## Selected excerpt
What is the definition of character arc? The character arc refers to the character’s inner growth throughout a story or series. This can sometimes be mischaracterized or oversimplified as a change, but while a character arc may include either positive or negative change, it is also possible for a character’s growth to happen with minimal change or even in their ability to show enough resolve not to change in the face of everything thrown at them.
In the remainder of this guide, we will dive deep into character arc in the hopes of:
- Explaining why Character Arc is so important
- Go into detail on the different types of character arcs
- Help you develop a great character arc every time
- Answer any lingering questions you may have about character arcs
- Provide you with examples of character arcs
To learn more about character arcs continue reading the rest of this guide.
Why is Character Arc So Important?
Most writers would agree that characters are the lifeblood of any story. Most of the time, without them, your setting, plot, and theme are impudent when it comes to their ability to impact the reader.
With that being said, most writers spend a lot of time in character development, as they should, but very little time when it comes to developing a character arc. Let’s look at why character arc is so important to the success of a good story.
Character arcs are the foundation of any great story as they provide the reader with an evolution of the character that will resonate at a humanistic core that is otherwise impossible with your story. To truly connect with your reader, they need to identify that inner journey your character is facing. It is on that joint emotional, intellectual, or spiritual journey that your readers will fall in love with your characters, and you as an author will earn the ability to leave them cheering, cringing, or crying.
The character arc is also important because it is closely intertwined with your stories theme. Some would go as far as saying that character arc and theme could be considered one in the same. The plot of your novel works to drive the story forward and should be in concert with your character’s arc and the story’s overall theme. Read these articles to get a better understanding of Theme and Plot.
Ultimately learning how to craft and incorporate a character arc into the fabric of your story will change them from good to great.
What are the Different Types of Character Arcs?
To help us identify and create character arcs, let’s take a look at the 3 different type of character arcs available to you as the writer. The 3 different types of character arcs are:
- The Change Arc
- The Negative Arc
- The Flat Arc
Let’s take a closer look at each of these types of arcs.
Character Arc #1: The Change Arc
The first and most common character arc we will discuss is the Change Arc. The Change Arc is probably the most identifiable character arc for both writers and readers. The familiarity with this arcs helps it resonate at a high level.
- The Change Arc usually starts off with a character that suffers from varying degrees of inner turmoil, unfulfillment, or denial.
- The character may or may not be aware of this inner void at the beginning of the story.
- As they progress through the story, their view and personal beliefs of self or the world will be challenged.
- The arc forces the protagonist to face his inner demons
- In the end, the Change Arc leaves them changed in a positive way.
The Change character arc fits in perfectly with the typical Hero’s Journey Story Structure.
Character Arc #2: The Negative Arc
The next type of character arc that we will discuss is The Negative Arc. The Negative Arc is essentially a Change arc in reverse.
- Instead of the character growing into a better version or into positive traits throughout the story to end up in a better place at the end.

## What to work on
According to the character arc guide, what are the three types of character arcs? The lines that come next are separate material and have no connection to the character arc guide.

## Data segment

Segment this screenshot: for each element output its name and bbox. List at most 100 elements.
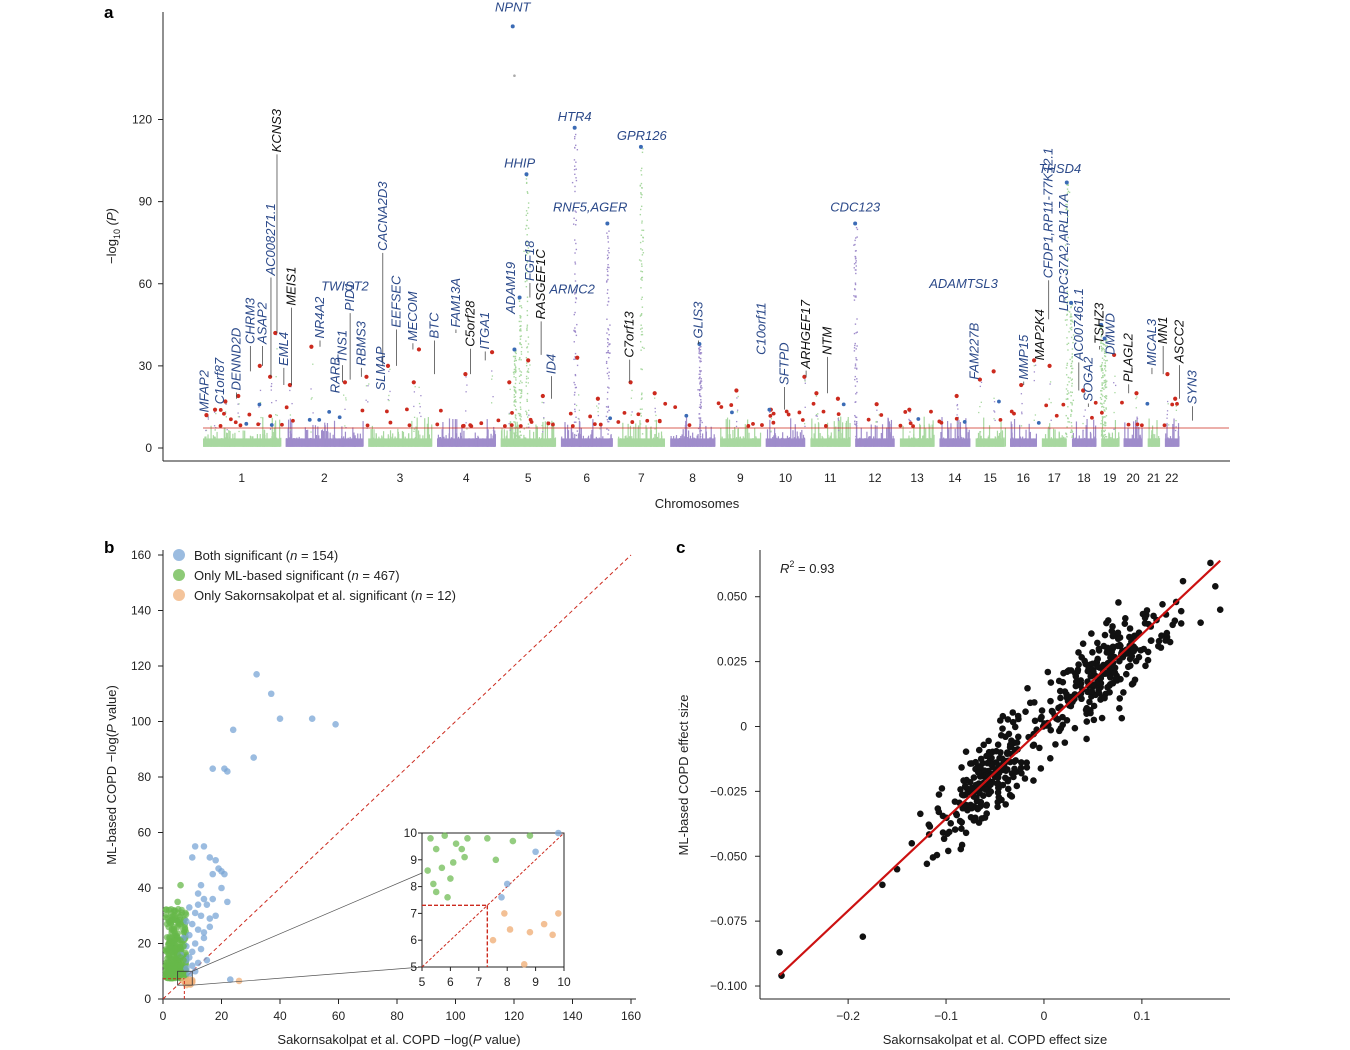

## Reply
The Change Arc, the Negative Arc and the Flat Arc.